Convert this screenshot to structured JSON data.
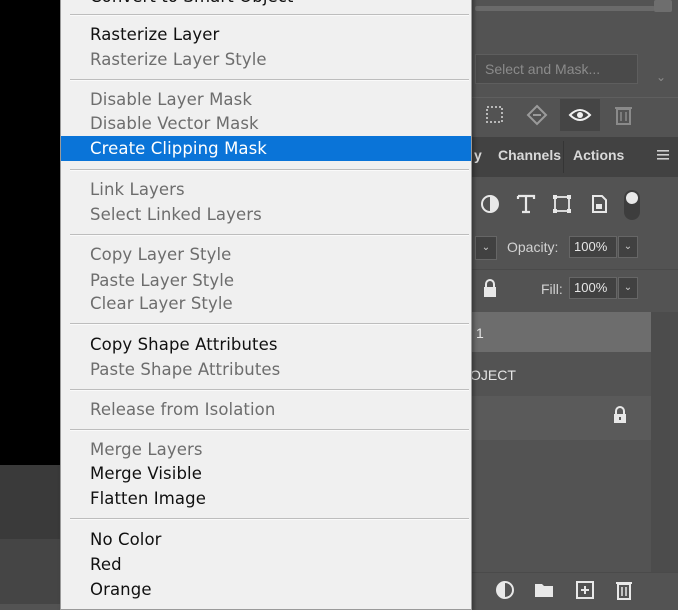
{
  "menu": {
    "partial_top": "Convert to Smart Object",
    "items": [
      {
        "label": "Rasterize Layer",
        "enabled": true
      },
      {
        "label": "Rasterize Layer Style",
        "enabled": false
      },
      {
        "label": "Disable Layer Mask",
        "enabled": false
      },
      {
        "label": "Disable Vector Mask",
        "enabled": false
      },
      {
        "label": "Create Clipping Mask",
        "enabled": true,
        "highlighted": true
      },
      {
        "label": "Link Layers",
        "enabled": false
      },
      {
        "label": "Select Linked Layers",
        "enabled": false
      },
      {
        "label": "Copy Layer Style",
        "enabled": false
      },
      {
        "label": "Paste Layer Style",
        "enabled": false
      },
      {
        "label": "Clear Layer Style",
        "enabled": false
      },
      {
        "label": "Copy Shape Attributes",
        "enabled": true
      },
      {
        "label": "Paste Shape Attributes",
        "enabled": false
      },
      {
        "label": "Release from Isolation",
        "enabled": false
      },
      {
        "label": "Merge Layers",
        "enabled": false
      },
      {
        "label": "Merge Visible",
        "enabled": true
      },
      {
        "label": "Flatten Image",
        "enabled": true
      },
      {
        "label": "No Color",
        "enabled": true
      },
      {
        "label": "Red",
        "enabled": true
      },
      {
        "label": "Orange",
        "enabled": true
      }
    ]
  },
  "properties": {
    "select_and_mask": "Select and Mask..."
  },
  "tabs": {
    "history_partial": "y",
    "channels": "Channels",
    "actions": "Actions"
  },
  "layers": {
    "opacity_label": "Opacity:",
    "opacity_value": "100%",
    "fill_label": "Fill:",
    "fill_value": "100%",
    "row1_partial": "1",
    "row2_partial": "OJECT"
  },
  "colors": {
    "highlight": "#0a74d8",
    "menu_bg": "#f0f0f0",
    "panel_bg": "#535353"
  }
}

EXERCISE
Write the number of lines containing the word "Select" and nothing besides it.

RESPONSE FOR THIS EXERCISE
2